- Work required -
Read the records below. Copy each line where the string "category" occurs.

Dataset items
● ● ●

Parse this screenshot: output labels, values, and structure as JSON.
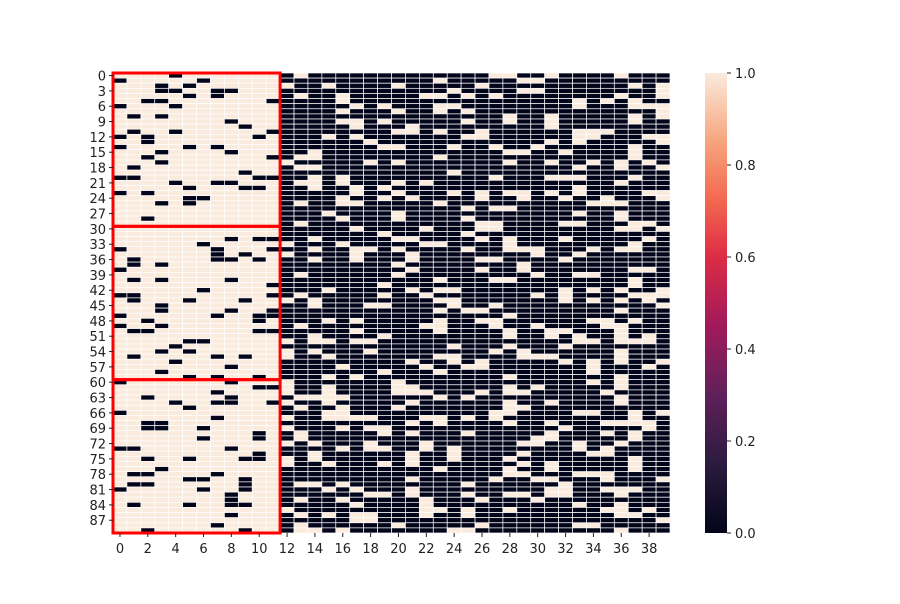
{
  "chart_data": {
    "type": "heatmap",
    "title": "",
    "xlabel": "",
    "ylabel": "",
    "n_rows": 90,
    "n_cols": 40,
    "value_range": [
      0,
      1
    ],
    "grid": false,
    "x_tick_values": [
      0,
      2,
      4,
      6,
      8,
      10,
      12,
      14,
      16,
      18,
      20,
      22,
      24,
      26,
      28,
      30,
      32,
      34,
      36,
      38
    ],
    "y_tick_values": [
      0,
      3,
      6,
      9,
      12,
      15,
      18,
      21,
      24,
      27,
      30,
      33,
      36,
      39,
      42,
      45,
      48,
      51,
      54,
      57,
      60,
      63,
      66,
      69,
      72,
      75,
      78,
      81,
      84,
      87
    ],
    "colorbar": {
      "ticks": [
        0.0,
        0.2,
        0.4,
        0.6,
        0.8,
        1.0
      ],
      "tick_labels": [
        "0.0",
        "0.2",
        "0.4",
        "0.6",
        "0.8",
        "1.0"
      ],
      "colormap": "rocket",
      "color_low": "#03051a",
      "color_high": "#faebdd"
    },
    "highlight_boxes": [
      {
        "rows": [
          0,
          29
        ],
        "cols": [
          0,
          11
        ]
      },
      {
        "rows": [
          30,
          59
        ],
        "cols": [
          0,
          11
        ]
      },
      {
        "rows": [
          60,
          89
        ],
        "cols": [
          0,
          11
        ]
      }
    ],
    "highlight_color": "#ff0000",
    "cell_border_color": "#ffffff",
    "value_pattern": "binary 0/1 cells; columns 0-11 mostly 1, columns 12-39 mostly 0",
    "left_block": {
      "cols": [
        0,
        11
      ],
      "value_1_fraction": 0.85
    },
    "right_block": {
      "cols": [
        12,
        39
      ],
      "value_1_fraction": 0.2
    },
    "seed": 12345
  }
}
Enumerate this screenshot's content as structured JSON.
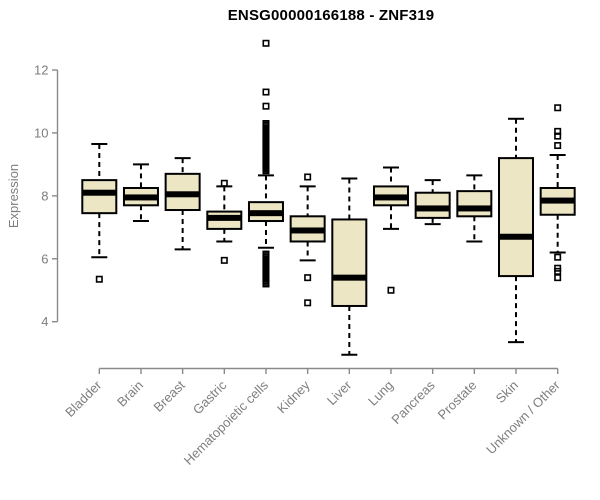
{
  "chart_data": {
    "type": "boxplot",
    "title": "ENSG00000166188 - ZNF319",
    "ylabel": "Expression",
    "xlabel": "",
    "y_ticks": [
      4,
      6,
      8,
      10,
      12
    ],
    "ylim": [
      2.6,
      13.1
    ],
    "grid": false,
    "legend": false,
    "categories": [
      "Bladder",
      "Brain",
      "Breast",
      "Gastric",
      "Hematopoietic cells",
      "Kidney",
      "Liver",
      "Lung",
      "Pancreas",
      "Prostate",
      "Skin",
      "Unknown / Other"
    ],
    "series": [
      {
        "category": "Bladder",
        "whisker_low": 6.05,
        "q1": 7.45,
        "median": 8.1,
        "q3": 8.5,
        "whisker_high": 9.65,
        "outliers": [
          5.35
        ]
      },
      {
        "category": "Brain",
        "whisker_low": 7.2,
        "q1": 7.7,
        "median": 7.95,
        "q3": 8.25,
        "whisker_high": 9.0,
        "outliers": []
      },
      {
        "category": "Breast",
        "whisker_low": 6.3,
        "q1": 7.55,
        "median": 8.05,
        "q3": 8.7,
        "whisker_high": 9.2,
        "outliers": []
      },
      {
        "category": "Gastric",
        "whisker_low": 6.55,
        "q1": 6.95,
        "median": 7.3,
        "q3": 7.5,
        "whisker_high": 8.3,
        "outliers": [
          8.4,
          5.95
        ]
      },
      {
        "category": "Hematopoietic cells",
        "whisker_low": 6.35,
        "q1": 7.2,
        "median": 7.45,
        "q3": 7.8,
        "whisker_high": 8.65,
        "outliers": [
          12.85,
          11.3,
          10.85,
          10.3,
          10.25,
          10.2,
          10.15,
          10.1,
          10.05,
          10.0,
          9.95,
          9.9,
          9.85,
          9.8,
          9.75,
          9.7,
          9.65,
          9.6,
          9.55,
          9.5,
          9.45,
          9.4,
          9.35,
          9.3,
          9.25,
          9.2,
          9.15,
          9.1,
          9.05,
          9.0,
          8.95,
          8.9,
          8.85,
          8.8,
          6.15,
          6.1,
          6.05,
          6.0,
          5.95,
          5.9,
          5.85,
          5.8,
          5.75,
          5.7,
          5.65,
          5.6,
          5.55,
          5.5,
          5.45,
          5.4,
          5.35,
          5.3,
          5.25,
          5.2
        ]
      },
      {
        "category": "Kidney",
        "whisker_low": 5.95,
        "q1": 6.55,
        "median": 6.9,
        "q3": 7.35,
        "whisker_high": 8.3,
        "outliers": [
          8.6,
          5.4,
          4.6
        ]
      },
      {
        "category": "Liver",
        "whisker_low": 2.95,
        "q1": 4.5,
        "median": 5.4,
        "q3": 7.25,
        "whisker_high": 8.55,
        "outliers": []
      },
      {
        "category": "Lung",
        "whisker_low": 6.95,
        "q1": 7.7,
        "median": 7.95,
        "q3": 8.3,
        "whisker_high": 8.9,
        "outliers": [
          5.0
        ]
      },
      {
        "category": "Pancreas",
        "whisker_low": 7.1,
        "q1": 7.3,
        "median": 7.6,
        "q3": 8.1,
        "whisker_high": 8.5,
        "outliers": []
      },
      {
        "category": "Prostate",
        "whisker_low": 6.55,
        "q1": 7.35,
        "median": 7.6,
        "q3": 8.15,
        "whisker_high": 8.65,
        "outliers": []
      },
      {
        "category": "Skin",
        "whisker_low": 3.35,
        "q1": 5.45,
        "median": 6.7,
        "q3": 9.2,
        "whisker_high": 10.45,
        "outliers": []
      },
      {
        "category": "Unknown / Other",
        "whisker_low": 6.2,
        "q1": 7.4,
        "median": 7.85,
        "q3": 8.25,
        "whisker_high": 9.3,
        "outliers": [
          10.8,
          10.05,
          9.9,
          9.6,
          6.05,
          5.7,
          5.6,
          5.4
        ]
      }
    ]
  },
  "style": {
    "background": "#ffffff",
    "box_fill": "#ece6c4",
    "box_stroke": "#000000",
    "median_color": "#000000",
    "whisker_color": "#000000",
    "outlier_color": "#000000",
    "axis_color": "#8a8a8a",
    "tick_label_color": "#7e7e7e",
    "title_color": "#000000"
  }
}
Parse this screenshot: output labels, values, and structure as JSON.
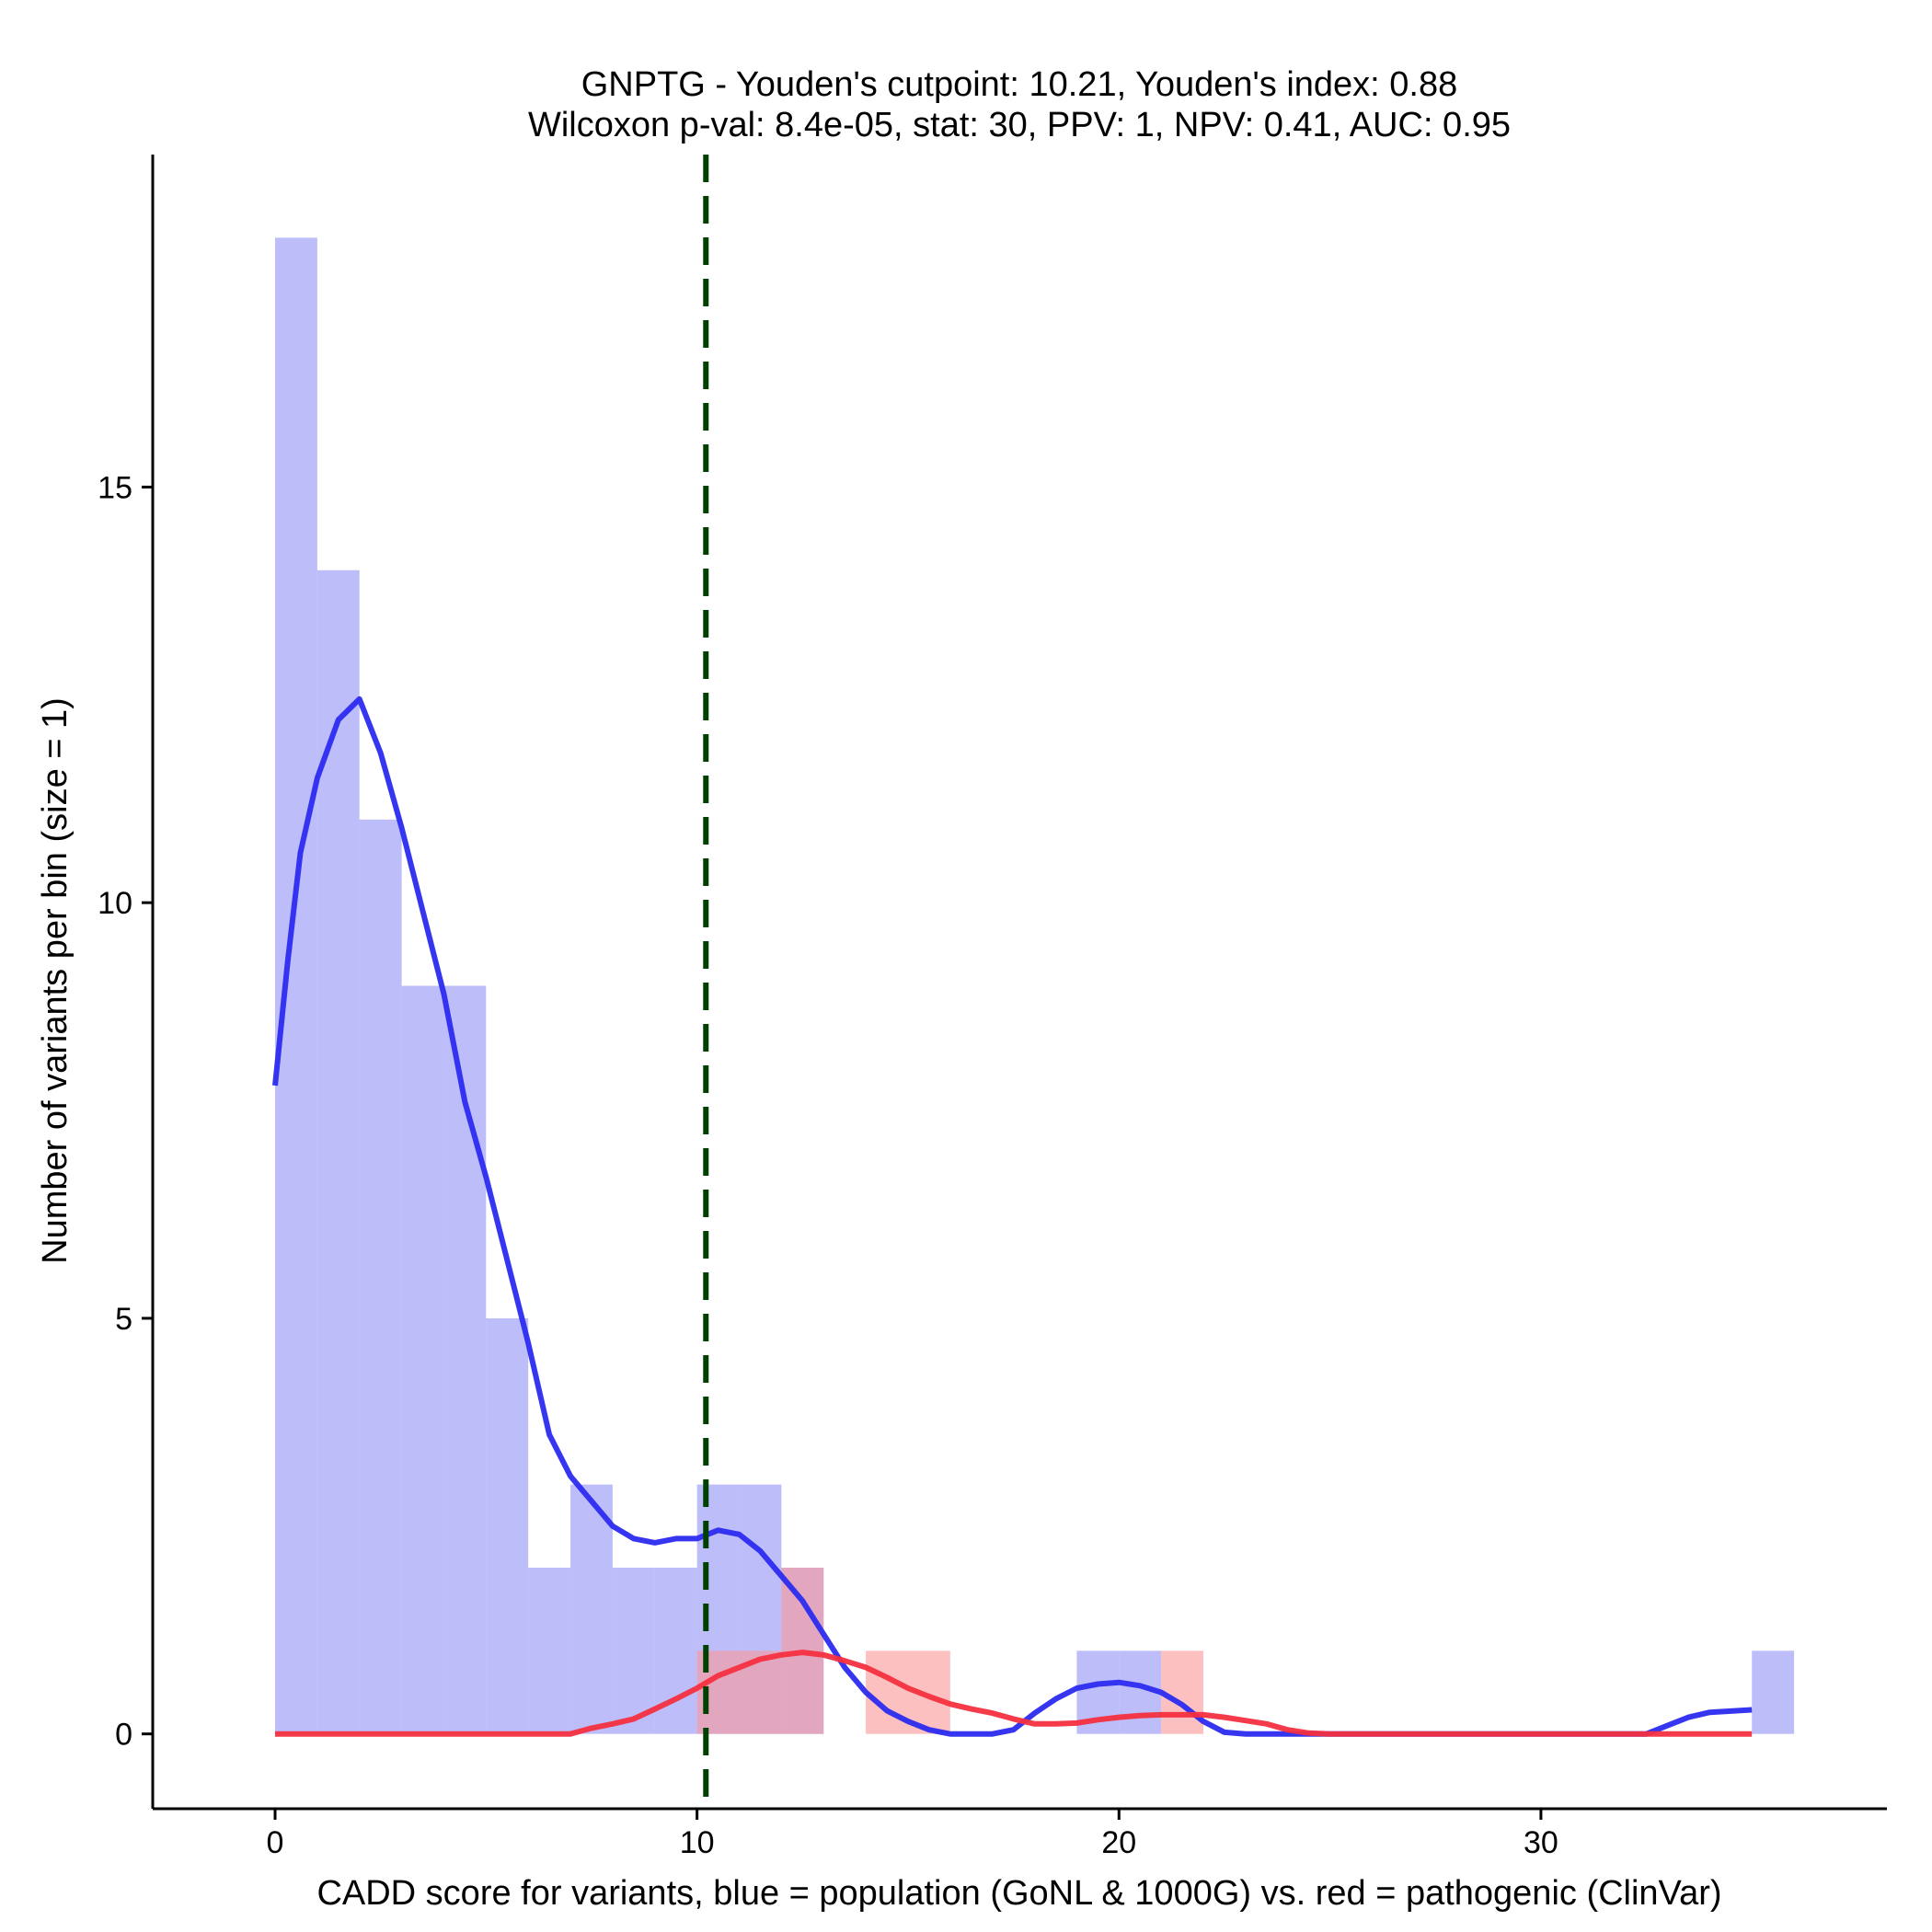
{
  "chart_data": {
    "type": "bar",
    "title": "GNPTG - Youden's cutpoint: 10.21, Youden's index: 0.88",
    "subtitle": "Wilcoxon p-val: 8.4e-05, stat: 30, PPV: 1, NPV: 0.41, AUC: 0.95",
    "xlabel": "CADD score for variants, blue = population (GoNL & 1000G) vs. red = pathogenic (ClinVar)",
    "ylabel": "Number of variants per bin (size = 1)",
    "xlim": [
      -2.9,
      38.2
    ],
    "ylim": [
      -0.9,
      19.0
    ],
    "x_ticks": [
      0,
      10,
      20,
      30
    ],
    "y_ticks": [
      0,
      5,
      10,
      15
    ],
    "bin_size": 1,
    "cutpoint": 10.21,
    "series": [
      {
        "name": "population (GoNL & 1000G)",
        "color": "#8080f5",
        "bins": [
          {
            "x0": 0,
            "x1": 1,
            "count": 18
          },
          {
            "x0": 1,
            "x1": 2,
            "count": 14
          },
          {
            "x0": 2,
            "x1": 3,
            "count": 11
          },
          {
            "x0": 3,
            "x1": 4,
            "count": 9
          },
          {
            "x0": 4,
            "x1": 5,
            "count": 9
          },
          {
            "x0": 5,
            "x1": 6,
            "count": 5
          },
          {
            "x0": 6,
            "x1": 7,
            "count": 2
          },
          {
            "x0": 7,
            "x1": 8,
            "count": 3
          },
          {
            "x0": 8,
            "x1": 9,
            "count": 2
          },
          {
            "x0": 9,
            "x1": 10,
            "count": 2
          },
          {
            "x0": 10,
            "x1": 11,
            "count": 3
          },
          {
            "x0": 11,
            "x1": 12,
            "count": 3
          },
          {
            "x0": 12,
            "x1": 13,
            "count": 2
          },
          {
            "x0": 19,
            "x1": 20,
            "count": 1
          },
          {
            "x0": 20,
            "x1": 21,
            "count": 1
          },
          {
            "x0": 35,
            "x1": 36,
            "count": 1
          }
        ],
        "density_color": "#2b2bf0",
        "density": [
          [
            0,
            7.8
          ],
          [
            0.3,
            9.3
          ],
          [
            0.6,
            10.6
          ],
          [
            1,
            11.5
          ],
          [
            1.5,
            12.2
          ],
          [
            2,
            12.45
          ],
          [
            2.5,
            11.8
          ],
          [
            3,
            10.9
          ],
          [
            3.5,
            9.9
          ],
          [
            4,
            8.9
          ],
          [
            4.5,
            7.6
          ],
          [
            5,
            6.7
          ],
          [
            5.5,
            5.7
          ],
          [
            6,
            4.7
          ],
          [
            6.5,
            3.6
          ],
          [
            7,
            3.1
          ],
          [
            7.5,
            2.8
          ],
          [
            8,
            2.5
          ],
          [
            8.5,
            2.35
          ],
          [
            9,
            2.3
          ],
          [
            9.5,
            2.35
          ],
          [
            10,
            2.35
          ],
          [
            10.5,
            2.45
          ],
          [
            11,
            2.4
          ],
          [
            11.5,
            2.2
          ],
          [
            12,
            1.9
          ],
          [
            12.5,
            1.6
          ],
          [
            13,
            1.2
          ],
          [
            13.5,
            0.8
          ],
          [
            14,
            0.5
          ],
          [
            14.5,
            0.28
          ],
          [
            15,
            0.15
          ],
          [
            15.5,
            0.05
          ],
          [
            16,
            0
          ],
          [
            17,
            0
          ],
          [
            17.5,
            0.05
          ],
          [
            18,
            0.25
          ],
          [
            18.5,
            0.42
          ],
          [
            19,
            0.55
          ],
          [
            19.5,
            0.6
          ],
          [
            20,
            0.62
          ],
          [
            20.5,
            0.58
          ],
          [
            21,
            0.5
          ],
          [
            21.5,
            0.35
          ],
          [
            22,
            0.15
          ],
          [
            22.5,
            0.02
          ],
          [
            23,
            0
          ],
          [
            32.5,
            0
          ],
          [
            33,
            0.1
          ],
          [
            33.5,
            0.2
          ],
          [
            34,
            0.26
          ],
          [
            35,
            0.29
          ]
        ]
      },
      {
        "name": "pathogenic (ClinVar)",
        "color": "#fa9696",
        "bins": [
          {
            "x0": 10,
            "x1": 11,
            "count": 1
          },
          {
            "x0": 11,
            "x1": 12,
            "count": 1
          },
          {
            "x0": 12,
            "x1": 13,
            "count": 2
          },
          {
            "x0": 14,
            "x1": 15,
            "count": 1
          },
          {
            "x0": 15,
            "x1": 16,
            "count": 1
          },
          {
            "x0": 21,
            "x1": 22,
            "count": 1
          }
        ],
        "density_color": "#f42f3f",
        "density": [
          [
            0,
            0
          ],
          [
            7,
            0
          ],
          [
            7.5,
            0.07
          ],
          [
            8,
            0.12
          ],
          [
            8.5,
            0.18
          ],
          [
            9,
            0.3
          ],
          [
            9.5,
            0.42
          ],
          [
            10,
            0.55
          ],
          [
            10.5,
            0.7
          ],
          [
            11,
            0.8
          ],
          [
            11.5,
            0.9
          ],
          [
            12,
            0.95
          ],
          [
            12.5,
            0.98
          ],
          [
            13,
            0.95
          ],
          [
            13.5,
            0.88
          ],
          [
            14,
            0.8
          ],
          [
            14.5,
            0.68
          ],
          [
            15,
            0.55
          ],
          [
            15.5,
            0.45
          ],
          [
            16,
            0.36
          ],
          [
            16.5,
            0.3
          ],
          [
            17,
            0.25
          ],
          [
            17.5,
            0.18
          ],
          [
            18,
            0.12
          ],
          [
            18.5,
            0.12
          ],
          [
            19,
            0.13
          ],
          [
            19.5,
            0.17
          ],
          [
            20,
            0.2
          ],
          [
            20.5,
            0.22
          ],
          [
            21,
            0.23
          ],
          [
            21.5,
            0.23
          ],
          [
            22,
            0.23
          ],
          [
            22.5,
            0.2
          ],
          [
            23,
            0.16
          ],
          [
            23.5,
            0.12
          ],
          [
            24,
            0.05
          ],
          [
            24.5,
            0.01
          ],
          [
            25,
            0
          ],
          [
            35,
            0
          ]
        ]
      }
    ],
    "cutpoint_color": "#004000"
  }
}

● ● ●

- Task response -
        "category": "Bladder",
        "category": "Brain",
        "category": "Breast",
        "category": "Gastric",
        "category": "Hematopoietic cells",
        "category": "Kidney",
        "category": "Liver",
        "category": "Lung",
        "category": "Pancreas",
        "category": "Prostate",
        "category": "Skin",
        "category": "Unknown / Other",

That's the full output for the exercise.